TASK DESCRIPTION:
Copy out every record below with complete accuracy.

DATA FOR THIS TASK:

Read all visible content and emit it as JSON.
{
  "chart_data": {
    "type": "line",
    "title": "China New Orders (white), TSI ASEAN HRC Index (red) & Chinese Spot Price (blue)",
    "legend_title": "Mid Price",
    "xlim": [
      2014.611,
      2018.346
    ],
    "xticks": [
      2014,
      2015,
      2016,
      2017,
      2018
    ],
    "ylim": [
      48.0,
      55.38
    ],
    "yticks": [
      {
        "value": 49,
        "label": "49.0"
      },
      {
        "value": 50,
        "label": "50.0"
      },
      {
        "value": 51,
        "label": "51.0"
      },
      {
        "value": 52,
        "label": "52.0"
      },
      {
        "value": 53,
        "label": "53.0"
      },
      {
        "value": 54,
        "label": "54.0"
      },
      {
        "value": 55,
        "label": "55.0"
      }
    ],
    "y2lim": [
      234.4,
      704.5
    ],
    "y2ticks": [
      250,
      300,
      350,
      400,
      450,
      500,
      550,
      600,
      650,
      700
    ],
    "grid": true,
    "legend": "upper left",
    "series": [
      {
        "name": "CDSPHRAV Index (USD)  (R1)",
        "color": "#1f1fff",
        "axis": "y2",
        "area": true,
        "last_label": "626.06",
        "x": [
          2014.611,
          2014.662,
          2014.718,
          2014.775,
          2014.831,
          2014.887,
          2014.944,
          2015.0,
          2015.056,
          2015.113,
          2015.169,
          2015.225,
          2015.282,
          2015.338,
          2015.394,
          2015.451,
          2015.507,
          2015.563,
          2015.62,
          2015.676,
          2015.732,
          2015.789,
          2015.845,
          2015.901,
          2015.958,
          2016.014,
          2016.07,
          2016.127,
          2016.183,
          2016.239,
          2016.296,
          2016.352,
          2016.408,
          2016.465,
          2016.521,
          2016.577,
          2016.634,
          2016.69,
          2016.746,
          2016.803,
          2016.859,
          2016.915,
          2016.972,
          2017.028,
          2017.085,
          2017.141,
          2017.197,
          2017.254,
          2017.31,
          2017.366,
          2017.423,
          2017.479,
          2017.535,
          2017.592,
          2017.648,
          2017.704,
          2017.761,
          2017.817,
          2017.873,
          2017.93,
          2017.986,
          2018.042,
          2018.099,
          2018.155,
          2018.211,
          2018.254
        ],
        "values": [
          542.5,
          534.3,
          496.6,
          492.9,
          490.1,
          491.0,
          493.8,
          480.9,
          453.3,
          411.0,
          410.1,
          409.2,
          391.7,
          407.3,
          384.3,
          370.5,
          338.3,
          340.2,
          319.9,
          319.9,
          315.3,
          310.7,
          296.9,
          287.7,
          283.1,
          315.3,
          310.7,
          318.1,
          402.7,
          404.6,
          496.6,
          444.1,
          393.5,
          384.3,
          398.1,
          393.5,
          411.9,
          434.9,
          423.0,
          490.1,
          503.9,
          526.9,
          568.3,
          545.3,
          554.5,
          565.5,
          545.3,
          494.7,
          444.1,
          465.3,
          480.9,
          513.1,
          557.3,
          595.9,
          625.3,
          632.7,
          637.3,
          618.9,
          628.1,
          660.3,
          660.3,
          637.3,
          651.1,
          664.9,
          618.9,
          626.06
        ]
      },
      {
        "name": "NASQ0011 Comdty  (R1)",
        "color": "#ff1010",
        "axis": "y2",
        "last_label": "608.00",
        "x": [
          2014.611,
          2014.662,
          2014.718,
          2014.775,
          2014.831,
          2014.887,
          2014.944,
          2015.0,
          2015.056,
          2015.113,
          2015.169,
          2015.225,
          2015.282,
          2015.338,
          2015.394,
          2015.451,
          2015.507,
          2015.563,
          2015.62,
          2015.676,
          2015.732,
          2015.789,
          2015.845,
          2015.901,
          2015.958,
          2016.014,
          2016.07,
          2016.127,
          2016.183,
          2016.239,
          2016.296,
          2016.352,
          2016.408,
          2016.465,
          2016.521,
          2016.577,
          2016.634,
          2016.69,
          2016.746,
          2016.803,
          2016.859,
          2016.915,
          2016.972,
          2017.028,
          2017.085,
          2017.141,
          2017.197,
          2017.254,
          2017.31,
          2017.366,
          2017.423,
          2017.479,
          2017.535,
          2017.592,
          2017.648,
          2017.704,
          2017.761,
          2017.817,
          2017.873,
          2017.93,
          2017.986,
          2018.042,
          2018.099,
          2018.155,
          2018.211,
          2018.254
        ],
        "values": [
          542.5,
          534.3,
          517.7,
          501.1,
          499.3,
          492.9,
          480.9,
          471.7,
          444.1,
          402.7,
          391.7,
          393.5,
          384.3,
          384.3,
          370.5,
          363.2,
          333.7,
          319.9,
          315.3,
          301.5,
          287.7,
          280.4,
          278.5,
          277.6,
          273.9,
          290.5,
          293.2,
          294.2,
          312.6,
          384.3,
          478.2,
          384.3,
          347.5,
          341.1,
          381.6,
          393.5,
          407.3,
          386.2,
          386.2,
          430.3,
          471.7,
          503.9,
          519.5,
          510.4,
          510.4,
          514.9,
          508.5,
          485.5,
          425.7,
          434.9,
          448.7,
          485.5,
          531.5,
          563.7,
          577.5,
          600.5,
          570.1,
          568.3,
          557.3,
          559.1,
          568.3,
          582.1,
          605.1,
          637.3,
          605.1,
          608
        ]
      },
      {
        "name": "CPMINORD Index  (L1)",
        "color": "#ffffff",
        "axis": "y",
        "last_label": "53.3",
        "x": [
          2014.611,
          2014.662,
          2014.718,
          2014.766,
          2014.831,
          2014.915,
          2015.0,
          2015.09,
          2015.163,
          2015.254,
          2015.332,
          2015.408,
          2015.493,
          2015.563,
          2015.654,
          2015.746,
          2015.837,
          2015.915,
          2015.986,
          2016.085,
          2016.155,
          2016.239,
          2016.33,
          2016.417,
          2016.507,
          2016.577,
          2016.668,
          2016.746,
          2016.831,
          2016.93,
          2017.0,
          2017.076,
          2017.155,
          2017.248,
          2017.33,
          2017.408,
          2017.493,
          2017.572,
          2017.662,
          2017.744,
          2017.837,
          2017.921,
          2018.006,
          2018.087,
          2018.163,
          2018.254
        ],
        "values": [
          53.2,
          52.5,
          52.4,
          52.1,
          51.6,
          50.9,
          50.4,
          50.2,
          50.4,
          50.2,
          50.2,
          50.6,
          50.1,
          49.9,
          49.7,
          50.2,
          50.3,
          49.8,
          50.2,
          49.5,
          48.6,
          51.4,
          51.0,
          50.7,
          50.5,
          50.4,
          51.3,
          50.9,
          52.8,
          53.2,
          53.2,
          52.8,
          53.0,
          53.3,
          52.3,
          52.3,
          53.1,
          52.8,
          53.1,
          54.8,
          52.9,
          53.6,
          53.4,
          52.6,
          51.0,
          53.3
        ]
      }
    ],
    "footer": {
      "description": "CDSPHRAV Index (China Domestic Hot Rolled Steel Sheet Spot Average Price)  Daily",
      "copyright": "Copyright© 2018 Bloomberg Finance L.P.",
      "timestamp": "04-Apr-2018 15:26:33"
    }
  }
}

RESPONSE TO THE TASK:
Read all visible content and emit it as JSON.
{
  "chart_data": {
    "type": "line",
    "title": "China New Orders (white), TSI ASEAN HRC Index (red) & Chinese Spot Price (blue)",
    "legend_title": "Mid Price",
    "xlim": [
      2014.611,
      2018.346
    ],
    "xticks": [
      2014,
      2015,
      2016,
      2017,
      2018
    ],
    "ylim": [
      48.0,
      55.38
    ],
    "yticks": [
      {
        "value": 49,
        "label": "49.0"
      },
      {
        "value": 50,
        "label": "50.0"
      },
      {
        "value": 51,
        "label": "51.0"
      },
      {
        "value": 52,
        "label": "52.0"
      },
      {
        "value": 53,
        "label": "53.0"
      },
      {
        "value": 54,
        "label": "54.0"
      },
      {
        "value": 55,
        "label": "55.0"
      }
    ],
    "y2lim": [
      234.4,
      704.5
    ],
    "y2ticks": [
      250,
      300,
      350,
      400,
      450,
      500,
      550,
      600,
      650,
      700
    ],
    "grid": true,
    "legend": "upper left",
    "series": [
      {
        "name": "CDSPHRAV Index (USD)  (R1)",
        "color": "#1f1fff",
        "axis": "y2",
        "area": true,
        "last_label": "626.06",
        "x": [
          2014.611,
          2014.662,
          2014.718,
          2014.775,
          2014.831,
          2014.887,
          2014.944,
          2015.0,
          2015.056,
          2015.113,
          2015.169,
          2015.225,
          2015.282,
          2015.338,
          2015.394,
          2015.451,
          2015.507,
          2015.563,
          2015.62,
          2015.676,
          2015.732,
          2015.789,
          2015.845,
          2015.901,
          2015.958,
          2016.014,
          2016.07,
          2016.127,
          2016.183,
          2016.239,
          2016.296,
          2016.352,
          2016.408,
          2016.465,
          2016.521,
          2016.577,
          2016.634,
          2016.69,
          2016.746,
          2016.803,
          2016.859,
          2016.915,
          2016.972,
          2017.028,
          2017.085,
          2017.141,
          2017.197,
          2017.254,
          2017.31,
          2017.366,
          2017.423,
          2017.479,
          2017.535,
          2017.592,
          2017.648,
          2017.704,
          2017.761,
          2017.817,
          2017.873,
          2017.93,
          2017.986,
          2018.042,
          2018.099,
          2018.155,
          2018.211,
          2018.254
        ],
        "values": [
          542.5,
          534.3,
          496.6,
          492.9,
          490.1,
          491.0,
          493.8,
          480.9,
          453.3,
          411.0,
          410.1,
          409.2,
          391.7,
          407.3,
          384.3,
          370.5,
          338.3,
          340.2,
          319.9,
          319.9,
          315.3,
          310.7,
          296.9,
          287.7,
          283.1,
          315.3,
          310.7,
          318.1,
          402.7,
          404.6,
          496.6,
          444.1,
          393.5,
          384.3,
          398.1,
          393.5,
          411.9,
          434.9,
          423.0,
          490.1,
          503.9,
          526.9,
          568.3,
          545.3,
          554.5,
          565.5,
          545.3,
          494.7,
          444.1,
          465.3,
          480.9,
          513.1,
          557.3,
          595.9,
          625.3,
          632.7,
          637.3,
          618.9,
          628.1,
          660.3,
          660.3,
          637.3,
          651.1,
          664.9,
          618.9,
          626.06
        ]
      },
      {
        "name": "NASQ0011 Comdty  (R1)",
        "color": "#ff1010",
        "axis": "y2",
        "last_label": "608.00",
        "x": [
          2014.611,
          2014.662,
          2014.718,
          2014.775,
          2014.831,
          2014.887,
          2014.944,
          2015.0,
          2015.056,
          2015.113,
          2015.169,
          2015.225,
          2015.282,
          2015.338,
          2015.394,
          2015.451,
          2015.507,
          2015.563,
          2015.62,
          2015.676,
          2015.732,
          2015.789,
          2015.845,
          2015.901,
          2015.958,
          2016.014,
          2016.07,
          2016.127,
          2016.183,
          2016.239,
          2016.296,
          2016.352,
          2016.408,
          2016.465,
          2016.521,
          2016.577,
          2016.634,
          2016.69,
          2016.746,
          2016.803,
          2016.859,
          2016.915,
          2016.972,
          2017.028,
          2017.085,
          2017.141,
          2017.197,
          2017.254,
          2017.31,
          2017.366,
          2017.423,
          2017.479,
          2017.535,
          2017.592,
          2017.648,
          2017.704,
          2017.761,
          2017.817,
          2017.873,
          2017.93,
          2017.986,
          2018.042,
          2018.099,
          2018.155,
          2018.211,
          2018.254
        ],
        "values": [
          542.5,
          534.3,
          517.7,
          501.1,
          499.3,
          492.9,
          480.9,
          471.7,
          444.1,
          402.7,
          391.7,
          393.5,
          384.3,
          384.3,
          370.5,
          363.2,
          333.7,
          319.9,
          315.3,
          301.5,
          287.7,
          280.4,
          278.5,
          277.6,
          273.9,
          290.5,
          293.2,
          294.2,
          312.6,
          384.3,
          478.2,
          384.3,
          347.5,
          341.1,
          381.6,
          393.5,
          407.3,
          386.2,
          386.2,
          430.3,
          471.7,
          503.9,
          519.5,
          510.4,
          510.4,
          514.9,
          508.5,
          485.5,
          425.7,
          434.9,
          448.7,
          485.5,
          531.5,
          563.7,
          577.5,
          600.5,
          570.1,
          568.3,
          557.3,
          559.1,
          568.3,
          582.1,
          605.1,
          637.3,
          605.1,
          608
        ]
      },
      {
        "name": "CPMINORD Index  (L1)",
        "color": "#ffffff",
        "axis": "y",
        "last_label": "53.3",
        "x": [
          2014.611,
          2014.662,
          2014.718,
          2014.766,
          2014.831,
          2014.915,
          2015.0,
          2015.09,
          2015.163,
          2015.254,
          2015.332,
          2015.408,
          2015.493,
          2015.563,
          2015.654,
          2015.746,
          2015.837,
          2015.915,
          2015.986,
          2016.085,
          2016.155,
          2016.239,
          2016.33,
          2016.417,
          2016.507,
          2016.577,
          2016.668,
          2016.746,
          2016.831,
          2016.93,
          2017.0,
          2017.076,
          2017.155,
          2017.248,
          2017.33,
          2017.408,
          2017.493,
          2017.572,
          2017.662,
          2017.744,
          2017.837,
          2017.921,
          2018.006,
          2018.087,
          2018.163,
          2018.254
        ],
        "values": [
          53.2,
          52.5,
          52.4,
          52.1,
          51.6,
          50.9,
          50.4,
          50.2,
          50.4,
          50.2,
          50.2,
          50.6,
          50.1,
          49.9,
          49.7,
          50.2,
          50.3,
          49.8,
          50.2,
          49.5,
          48.6,
          51.4,
          51.0,
          50.7,
          50.5,
          50.4,
          51.3,
          50.9,
          52.8,
          53.2,
          53.2,
          52.8,
          53.0,
          53.3,
          52.3,
          52.3,
          53.1,
          52.8,
          53.1,
          54.8,
          52.9,
          53.6,
          53.4,
          52.6,
          51.0,
          53.3
        ]
      }
    ],
    "footer": {
      "description": "CDSPHRAV Index (China Domestic Hot Rolled Steel Sheet Spot Average Price)  Daily",
      "copyright": "Copyright© 2018 Bloomberg Finance L.P.",
      "timestamp": "04-Apr-2018 15:26:33"
    }
  }
}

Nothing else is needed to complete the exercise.